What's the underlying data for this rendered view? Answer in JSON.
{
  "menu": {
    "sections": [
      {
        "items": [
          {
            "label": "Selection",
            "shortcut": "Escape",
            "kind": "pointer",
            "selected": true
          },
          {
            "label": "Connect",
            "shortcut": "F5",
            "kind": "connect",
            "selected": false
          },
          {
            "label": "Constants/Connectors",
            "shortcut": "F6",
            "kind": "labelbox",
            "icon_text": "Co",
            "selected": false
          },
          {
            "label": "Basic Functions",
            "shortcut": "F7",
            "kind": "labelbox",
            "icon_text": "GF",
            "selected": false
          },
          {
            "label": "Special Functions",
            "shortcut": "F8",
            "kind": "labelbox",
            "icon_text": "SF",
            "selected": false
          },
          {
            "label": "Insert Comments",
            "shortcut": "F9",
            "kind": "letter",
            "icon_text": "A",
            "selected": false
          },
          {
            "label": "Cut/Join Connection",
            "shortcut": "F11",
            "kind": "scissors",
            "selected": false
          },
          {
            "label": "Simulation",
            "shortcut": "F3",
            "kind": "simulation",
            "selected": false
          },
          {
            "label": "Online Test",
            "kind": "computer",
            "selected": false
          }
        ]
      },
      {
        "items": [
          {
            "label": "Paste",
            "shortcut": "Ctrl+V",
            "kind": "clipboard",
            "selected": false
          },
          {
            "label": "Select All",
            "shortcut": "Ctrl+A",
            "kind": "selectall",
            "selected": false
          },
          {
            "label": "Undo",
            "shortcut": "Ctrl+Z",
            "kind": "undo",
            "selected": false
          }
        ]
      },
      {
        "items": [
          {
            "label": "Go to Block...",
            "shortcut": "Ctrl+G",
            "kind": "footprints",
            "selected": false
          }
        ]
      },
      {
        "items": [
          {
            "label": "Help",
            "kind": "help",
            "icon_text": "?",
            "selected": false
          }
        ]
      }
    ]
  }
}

===============

### CHALLENGE:
Copy out every line of the data that includes "Ctrl".

### TASK OUTPUT:
            "shortcut": "Ctrl+V",
            "shortcut": "Ctrl+A",
            "shortcut": "Ctrl+Z",
            "shortcut": "Ctrl+G",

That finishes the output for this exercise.